**Stored items:**
** START **
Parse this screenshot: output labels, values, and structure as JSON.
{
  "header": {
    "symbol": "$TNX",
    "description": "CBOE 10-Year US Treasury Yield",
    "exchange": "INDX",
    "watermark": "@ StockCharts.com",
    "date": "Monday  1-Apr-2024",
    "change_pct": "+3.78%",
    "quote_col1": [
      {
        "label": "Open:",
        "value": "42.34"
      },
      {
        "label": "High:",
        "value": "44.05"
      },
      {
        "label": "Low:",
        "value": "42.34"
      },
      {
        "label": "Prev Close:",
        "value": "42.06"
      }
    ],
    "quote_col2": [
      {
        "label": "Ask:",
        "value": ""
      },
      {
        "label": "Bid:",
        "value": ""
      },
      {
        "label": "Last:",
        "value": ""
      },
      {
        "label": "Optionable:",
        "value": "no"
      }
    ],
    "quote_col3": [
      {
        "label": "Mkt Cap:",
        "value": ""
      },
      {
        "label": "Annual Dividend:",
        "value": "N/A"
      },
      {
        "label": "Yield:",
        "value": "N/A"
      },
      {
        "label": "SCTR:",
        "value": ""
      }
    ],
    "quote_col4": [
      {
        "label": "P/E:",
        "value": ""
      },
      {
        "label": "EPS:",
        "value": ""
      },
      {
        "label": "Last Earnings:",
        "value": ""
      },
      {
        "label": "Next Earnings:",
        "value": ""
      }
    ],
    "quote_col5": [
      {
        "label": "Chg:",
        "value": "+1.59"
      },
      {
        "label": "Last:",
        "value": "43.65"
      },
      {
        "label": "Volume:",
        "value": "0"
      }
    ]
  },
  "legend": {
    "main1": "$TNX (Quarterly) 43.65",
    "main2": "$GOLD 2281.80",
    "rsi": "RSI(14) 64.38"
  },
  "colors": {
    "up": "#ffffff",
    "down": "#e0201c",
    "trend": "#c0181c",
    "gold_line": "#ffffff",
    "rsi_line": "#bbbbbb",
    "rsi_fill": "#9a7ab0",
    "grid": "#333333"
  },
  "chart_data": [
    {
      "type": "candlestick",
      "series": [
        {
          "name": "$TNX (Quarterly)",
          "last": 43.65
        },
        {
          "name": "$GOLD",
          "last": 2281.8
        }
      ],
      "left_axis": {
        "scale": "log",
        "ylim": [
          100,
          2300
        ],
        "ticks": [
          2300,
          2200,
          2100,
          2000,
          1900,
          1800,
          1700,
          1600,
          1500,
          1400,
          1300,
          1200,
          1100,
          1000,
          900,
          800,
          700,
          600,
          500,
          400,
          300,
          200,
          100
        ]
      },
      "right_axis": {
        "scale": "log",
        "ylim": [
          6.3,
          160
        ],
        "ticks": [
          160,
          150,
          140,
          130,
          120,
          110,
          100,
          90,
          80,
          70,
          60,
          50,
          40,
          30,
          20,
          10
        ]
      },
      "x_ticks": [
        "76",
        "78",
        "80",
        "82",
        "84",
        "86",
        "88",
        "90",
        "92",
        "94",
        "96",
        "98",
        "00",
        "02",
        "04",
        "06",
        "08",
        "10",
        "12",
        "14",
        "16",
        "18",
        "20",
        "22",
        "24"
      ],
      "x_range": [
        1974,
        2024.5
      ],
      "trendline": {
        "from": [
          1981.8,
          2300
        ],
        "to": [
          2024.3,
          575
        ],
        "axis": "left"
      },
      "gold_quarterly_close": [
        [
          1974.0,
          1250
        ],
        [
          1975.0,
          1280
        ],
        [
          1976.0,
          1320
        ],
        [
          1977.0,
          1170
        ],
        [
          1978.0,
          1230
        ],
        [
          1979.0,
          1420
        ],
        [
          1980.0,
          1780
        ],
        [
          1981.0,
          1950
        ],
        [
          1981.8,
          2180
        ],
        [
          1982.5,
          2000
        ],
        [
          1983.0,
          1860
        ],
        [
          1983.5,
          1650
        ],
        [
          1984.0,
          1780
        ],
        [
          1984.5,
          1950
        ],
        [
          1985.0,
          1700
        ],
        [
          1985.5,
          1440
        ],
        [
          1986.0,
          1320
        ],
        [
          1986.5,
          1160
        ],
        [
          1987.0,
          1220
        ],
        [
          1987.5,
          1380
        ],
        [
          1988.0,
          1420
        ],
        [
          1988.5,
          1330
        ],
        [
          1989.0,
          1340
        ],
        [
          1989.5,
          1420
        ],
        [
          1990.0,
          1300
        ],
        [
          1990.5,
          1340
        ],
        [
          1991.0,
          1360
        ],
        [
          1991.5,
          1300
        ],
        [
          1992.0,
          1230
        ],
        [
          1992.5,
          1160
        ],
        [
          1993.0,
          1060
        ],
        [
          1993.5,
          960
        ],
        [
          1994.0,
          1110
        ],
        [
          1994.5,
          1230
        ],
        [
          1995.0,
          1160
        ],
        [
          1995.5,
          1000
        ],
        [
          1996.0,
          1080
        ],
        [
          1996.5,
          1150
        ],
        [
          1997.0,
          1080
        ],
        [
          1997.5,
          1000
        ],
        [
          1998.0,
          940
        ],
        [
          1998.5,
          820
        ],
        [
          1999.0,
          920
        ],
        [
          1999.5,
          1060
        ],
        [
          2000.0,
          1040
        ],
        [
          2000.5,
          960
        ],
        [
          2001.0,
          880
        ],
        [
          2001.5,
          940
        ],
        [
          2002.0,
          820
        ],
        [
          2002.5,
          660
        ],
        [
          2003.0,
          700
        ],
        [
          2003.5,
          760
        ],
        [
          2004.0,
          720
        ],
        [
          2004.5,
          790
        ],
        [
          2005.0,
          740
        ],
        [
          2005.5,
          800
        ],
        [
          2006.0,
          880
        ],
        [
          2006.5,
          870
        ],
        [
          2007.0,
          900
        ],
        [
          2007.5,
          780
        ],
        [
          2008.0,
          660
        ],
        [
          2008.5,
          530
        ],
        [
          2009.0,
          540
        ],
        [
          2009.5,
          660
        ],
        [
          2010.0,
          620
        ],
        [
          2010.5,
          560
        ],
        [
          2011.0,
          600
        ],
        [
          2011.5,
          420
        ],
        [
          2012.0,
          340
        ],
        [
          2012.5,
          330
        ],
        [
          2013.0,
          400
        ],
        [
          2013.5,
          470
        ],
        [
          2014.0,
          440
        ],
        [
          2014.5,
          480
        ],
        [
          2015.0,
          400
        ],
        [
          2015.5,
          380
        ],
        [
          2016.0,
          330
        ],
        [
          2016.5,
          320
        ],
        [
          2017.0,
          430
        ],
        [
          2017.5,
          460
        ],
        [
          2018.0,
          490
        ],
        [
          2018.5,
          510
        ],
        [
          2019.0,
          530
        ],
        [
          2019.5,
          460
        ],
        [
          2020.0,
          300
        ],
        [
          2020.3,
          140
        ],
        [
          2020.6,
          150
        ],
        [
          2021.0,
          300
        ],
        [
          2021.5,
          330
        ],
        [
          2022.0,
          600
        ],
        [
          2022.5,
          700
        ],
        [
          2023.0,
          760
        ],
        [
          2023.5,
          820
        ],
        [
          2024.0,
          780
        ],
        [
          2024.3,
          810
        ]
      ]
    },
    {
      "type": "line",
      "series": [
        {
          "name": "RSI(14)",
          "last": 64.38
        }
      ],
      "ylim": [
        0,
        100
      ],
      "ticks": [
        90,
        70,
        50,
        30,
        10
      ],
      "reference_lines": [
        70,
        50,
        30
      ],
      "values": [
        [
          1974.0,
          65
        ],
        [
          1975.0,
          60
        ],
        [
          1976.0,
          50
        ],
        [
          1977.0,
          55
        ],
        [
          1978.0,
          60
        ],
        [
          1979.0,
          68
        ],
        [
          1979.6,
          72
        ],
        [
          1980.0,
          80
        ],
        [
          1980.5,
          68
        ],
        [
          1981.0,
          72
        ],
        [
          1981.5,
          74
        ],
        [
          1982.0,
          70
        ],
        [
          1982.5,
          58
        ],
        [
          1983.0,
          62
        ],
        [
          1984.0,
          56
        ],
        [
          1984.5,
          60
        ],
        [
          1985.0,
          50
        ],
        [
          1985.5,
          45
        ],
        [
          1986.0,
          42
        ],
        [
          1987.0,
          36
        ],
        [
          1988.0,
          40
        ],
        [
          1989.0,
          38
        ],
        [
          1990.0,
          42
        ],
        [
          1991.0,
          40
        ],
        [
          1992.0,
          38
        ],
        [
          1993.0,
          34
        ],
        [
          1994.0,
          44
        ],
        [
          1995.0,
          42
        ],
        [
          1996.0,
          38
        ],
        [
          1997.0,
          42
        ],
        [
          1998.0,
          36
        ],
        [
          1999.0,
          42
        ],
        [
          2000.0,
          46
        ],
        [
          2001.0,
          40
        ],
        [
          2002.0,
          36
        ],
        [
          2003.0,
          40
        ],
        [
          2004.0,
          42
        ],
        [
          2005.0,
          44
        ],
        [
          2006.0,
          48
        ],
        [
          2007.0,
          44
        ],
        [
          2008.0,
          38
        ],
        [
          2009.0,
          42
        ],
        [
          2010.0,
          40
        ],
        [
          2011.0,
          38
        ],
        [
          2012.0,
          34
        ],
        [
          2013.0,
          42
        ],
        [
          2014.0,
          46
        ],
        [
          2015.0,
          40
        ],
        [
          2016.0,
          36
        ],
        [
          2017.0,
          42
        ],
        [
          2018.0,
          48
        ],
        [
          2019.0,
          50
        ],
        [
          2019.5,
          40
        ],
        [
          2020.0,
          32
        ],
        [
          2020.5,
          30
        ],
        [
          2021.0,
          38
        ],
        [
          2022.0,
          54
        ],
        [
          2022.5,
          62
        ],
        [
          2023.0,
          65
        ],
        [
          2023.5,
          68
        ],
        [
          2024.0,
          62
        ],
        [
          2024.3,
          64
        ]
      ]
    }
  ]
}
** END **
**Requirement:** Of the lines above, copy each that contains "Yield".

**Written solution:**
    "description": "CBOE 10-Year US Treasury Yield",
        "label": "Yield:",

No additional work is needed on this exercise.